• Records provided
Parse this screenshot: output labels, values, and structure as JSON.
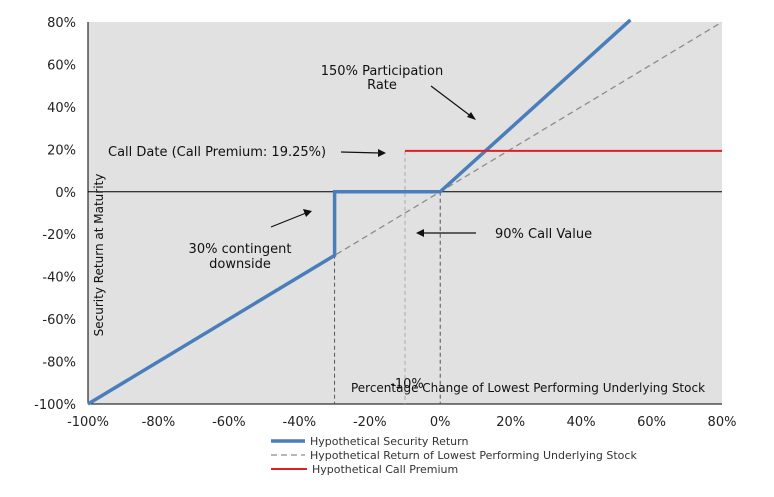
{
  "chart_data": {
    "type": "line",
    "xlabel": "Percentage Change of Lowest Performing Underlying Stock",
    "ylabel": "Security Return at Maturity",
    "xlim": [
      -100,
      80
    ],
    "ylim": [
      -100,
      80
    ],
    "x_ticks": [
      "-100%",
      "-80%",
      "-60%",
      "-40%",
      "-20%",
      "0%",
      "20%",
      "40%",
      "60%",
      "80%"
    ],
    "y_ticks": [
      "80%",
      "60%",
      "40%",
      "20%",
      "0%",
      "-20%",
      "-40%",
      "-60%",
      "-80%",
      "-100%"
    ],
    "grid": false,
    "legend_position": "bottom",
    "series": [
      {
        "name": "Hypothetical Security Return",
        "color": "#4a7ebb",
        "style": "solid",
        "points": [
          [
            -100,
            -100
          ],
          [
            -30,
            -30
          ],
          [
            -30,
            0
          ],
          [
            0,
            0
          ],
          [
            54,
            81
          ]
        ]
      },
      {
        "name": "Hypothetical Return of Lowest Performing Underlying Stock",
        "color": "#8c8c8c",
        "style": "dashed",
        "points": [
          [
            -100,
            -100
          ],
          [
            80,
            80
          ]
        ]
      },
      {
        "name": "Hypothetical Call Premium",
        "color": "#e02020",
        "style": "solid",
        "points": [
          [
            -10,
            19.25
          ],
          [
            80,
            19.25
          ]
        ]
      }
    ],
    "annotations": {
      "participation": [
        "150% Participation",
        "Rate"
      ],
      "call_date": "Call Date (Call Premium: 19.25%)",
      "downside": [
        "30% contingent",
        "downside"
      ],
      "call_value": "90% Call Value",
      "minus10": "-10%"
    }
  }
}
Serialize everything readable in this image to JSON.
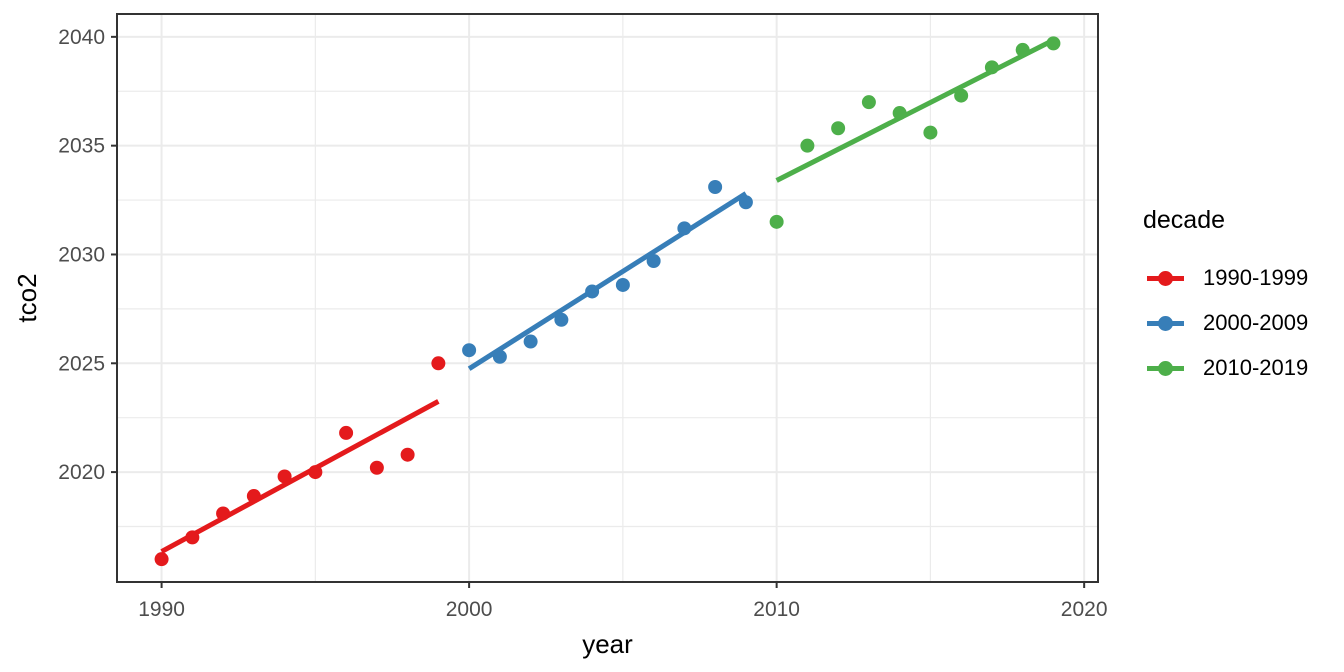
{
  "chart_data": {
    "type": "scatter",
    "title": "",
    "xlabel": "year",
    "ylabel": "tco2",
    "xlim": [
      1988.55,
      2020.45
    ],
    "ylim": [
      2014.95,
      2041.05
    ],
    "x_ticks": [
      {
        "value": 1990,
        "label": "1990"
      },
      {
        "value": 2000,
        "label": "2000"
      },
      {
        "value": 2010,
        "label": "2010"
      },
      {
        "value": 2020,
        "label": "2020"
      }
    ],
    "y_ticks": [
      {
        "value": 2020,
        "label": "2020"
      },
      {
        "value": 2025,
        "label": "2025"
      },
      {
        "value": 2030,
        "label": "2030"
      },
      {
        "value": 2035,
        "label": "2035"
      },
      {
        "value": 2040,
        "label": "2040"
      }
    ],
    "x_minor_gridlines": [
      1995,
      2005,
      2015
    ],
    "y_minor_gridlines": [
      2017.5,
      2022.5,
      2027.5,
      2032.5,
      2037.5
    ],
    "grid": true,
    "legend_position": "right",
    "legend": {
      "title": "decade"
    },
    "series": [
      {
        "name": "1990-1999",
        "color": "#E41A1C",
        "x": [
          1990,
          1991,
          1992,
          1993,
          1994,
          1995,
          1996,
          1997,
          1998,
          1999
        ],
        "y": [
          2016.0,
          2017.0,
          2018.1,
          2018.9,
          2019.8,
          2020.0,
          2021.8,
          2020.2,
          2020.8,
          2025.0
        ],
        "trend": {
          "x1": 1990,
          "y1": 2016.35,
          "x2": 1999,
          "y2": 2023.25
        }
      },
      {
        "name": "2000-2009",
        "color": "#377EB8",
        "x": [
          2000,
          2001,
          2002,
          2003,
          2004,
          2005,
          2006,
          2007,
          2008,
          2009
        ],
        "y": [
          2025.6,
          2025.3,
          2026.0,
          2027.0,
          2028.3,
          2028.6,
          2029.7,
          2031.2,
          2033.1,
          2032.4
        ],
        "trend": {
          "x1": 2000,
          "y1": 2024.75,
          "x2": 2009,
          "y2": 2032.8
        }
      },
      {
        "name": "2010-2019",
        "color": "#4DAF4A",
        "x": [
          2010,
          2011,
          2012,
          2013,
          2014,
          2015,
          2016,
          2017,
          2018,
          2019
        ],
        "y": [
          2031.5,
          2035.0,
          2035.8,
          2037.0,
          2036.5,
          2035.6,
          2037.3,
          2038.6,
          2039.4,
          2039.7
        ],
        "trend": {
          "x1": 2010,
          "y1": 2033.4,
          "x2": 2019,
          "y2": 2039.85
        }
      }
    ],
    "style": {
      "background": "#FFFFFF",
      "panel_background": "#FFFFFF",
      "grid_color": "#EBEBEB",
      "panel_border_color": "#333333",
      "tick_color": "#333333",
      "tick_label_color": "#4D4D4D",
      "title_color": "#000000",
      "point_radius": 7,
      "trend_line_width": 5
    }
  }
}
...
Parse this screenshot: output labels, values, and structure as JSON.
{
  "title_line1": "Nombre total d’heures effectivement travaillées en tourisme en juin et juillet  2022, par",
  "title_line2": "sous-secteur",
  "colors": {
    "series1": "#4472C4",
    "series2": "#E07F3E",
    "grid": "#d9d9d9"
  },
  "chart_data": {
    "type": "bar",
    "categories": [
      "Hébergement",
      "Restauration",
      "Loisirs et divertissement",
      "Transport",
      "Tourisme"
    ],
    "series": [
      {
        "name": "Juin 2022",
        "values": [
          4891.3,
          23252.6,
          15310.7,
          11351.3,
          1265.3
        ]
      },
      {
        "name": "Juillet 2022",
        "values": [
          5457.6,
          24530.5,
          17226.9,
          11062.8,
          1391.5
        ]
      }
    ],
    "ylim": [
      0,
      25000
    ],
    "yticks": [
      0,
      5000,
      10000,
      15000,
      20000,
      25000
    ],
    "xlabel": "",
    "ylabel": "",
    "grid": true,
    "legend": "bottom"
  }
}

• Problem requirements
Tally up the lines of the listing containing the word "FFFFFF". Give only the total.

• Problem solution
2